---------- Available records ----------

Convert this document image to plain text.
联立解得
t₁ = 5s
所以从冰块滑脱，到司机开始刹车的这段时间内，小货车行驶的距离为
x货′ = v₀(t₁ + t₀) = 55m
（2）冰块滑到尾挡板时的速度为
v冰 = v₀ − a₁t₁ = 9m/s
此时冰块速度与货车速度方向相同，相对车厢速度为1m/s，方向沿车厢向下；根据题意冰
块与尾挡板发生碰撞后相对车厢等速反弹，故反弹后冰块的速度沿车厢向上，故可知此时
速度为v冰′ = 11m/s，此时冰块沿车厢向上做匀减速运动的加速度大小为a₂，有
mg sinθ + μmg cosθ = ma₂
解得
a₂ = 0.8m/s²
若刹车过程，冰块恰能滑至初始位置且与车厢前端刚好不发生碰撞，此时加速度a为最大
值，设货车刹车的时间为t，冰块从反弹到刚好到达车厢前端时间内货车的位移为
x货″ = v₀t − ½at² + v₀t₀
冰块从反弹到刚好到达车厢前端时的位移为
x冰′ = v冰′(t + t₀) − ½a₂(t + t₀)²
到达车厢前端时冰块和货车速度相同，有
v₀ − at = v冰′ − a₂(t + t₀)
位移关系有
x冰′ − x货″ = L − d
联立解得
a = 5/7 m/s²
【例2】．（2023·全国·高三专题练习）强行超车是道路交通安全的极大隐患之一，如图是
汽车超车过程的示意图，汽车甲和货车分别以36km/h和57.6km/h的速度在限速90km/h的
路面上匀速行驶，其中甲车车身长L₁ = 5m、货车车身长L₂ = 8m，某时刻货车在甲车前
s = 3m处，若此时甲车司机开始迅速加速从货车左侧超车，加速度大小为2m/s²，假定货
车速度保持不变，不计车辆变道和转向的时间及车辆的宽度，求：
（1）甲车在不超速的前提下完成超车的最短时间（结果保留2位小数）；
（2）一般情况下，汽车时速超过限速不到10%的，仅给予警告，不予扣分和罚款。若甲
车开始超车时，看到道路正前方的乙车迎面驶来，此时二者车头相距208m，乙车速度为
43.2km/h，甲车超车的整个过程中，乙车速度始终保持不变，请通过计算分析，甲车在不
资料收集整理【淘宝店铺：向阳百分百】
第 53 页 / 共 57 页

----------

Please set down each line of the records exactly as given.

Convert this document image to plain text.
联立解得
t₁ = 5s
所以从冰块滑脱，到司机开始刹车的这段时间内，小货车行驶的距离为
x货′ = v₀(t₁ + t₀) = 55m
（2）冰块滑到尾挡板时的速度为
v冰 = v₀ − a₁t₁ = 9m/s
此时冰块速度与货车速度方向相同，相对车厢速度为1m/s，方向沿车厢向下；根据题意冰
块与尾挡板发生碰撞后相对车厢等速反弹，故反弹后冰块的速度沿车厢向上，故可知此时
速度为v冰′ = 11m/s，此时冰块沿车厢向上做匀减速运动的加速度大小为a₂，有
mg sinθ + μmg cosθ = ma₂
解得
a₂ = 0.8m/s²
若刹车过程，冰块恰能滑至初始位置且与车厢前端刚好不发生碰撞，此时加速度a为最大
值，设货车刹车的时间为t，冰块从反弹到刚好到达车厢前端时间内货车的位移为
x货″ = v₀t − ½at² + v₀t₀
冰块从反弹到刚好到达车厢前端时的位移为
x冰′ = v冰′(t + t₀) − ½a₂(t + t₀)²
到达车厢前端时冰块和货车速度相同，有
v₀ − at = v冰′ − a₂(t + t₀)
位移关系有
x冰′ − x货″ = L − d
联立解得
a = 5/7 m/s²
【例2】．（2023·全国·高三专题练习）强行超车是道路交通安全的极大隐患之一，如图是
汽车超车过程的示意图，汽车甲和货车分别以36km/h和57.6km/h的速度在限速90km/h的
路面上匀速行驶，其中甲车车身长L₁ = 5m、货车车身长L₂ = 8m，某时刻货车在甲车前
s = 3m处，若此时甲车司机开始迅速加速从货车左侧超车，加速度大小为2m/s²，假定货
车速度保持不变，不计车辆变道和转向的时间及车辆的宽度，求：
（1）甲车在不超速的前提下完成超车的最短时间（结果保留2位小数）；
（2）一般情况下，汽车时速超过限速不到10%的，仅给予警告，不予扣分和罚款。若甲
车开始超车时，看到道路正前方的乙车迎面驶来，此时二者车头相距208m，乙车速度为
43.2km/h，甲车超车的整个过程中，乙车速度始终保持不变，请通过计算分析，甲车在不
资料收集整理【淘宝店铺：向阳百分百】
第 53 页 / 共 57 页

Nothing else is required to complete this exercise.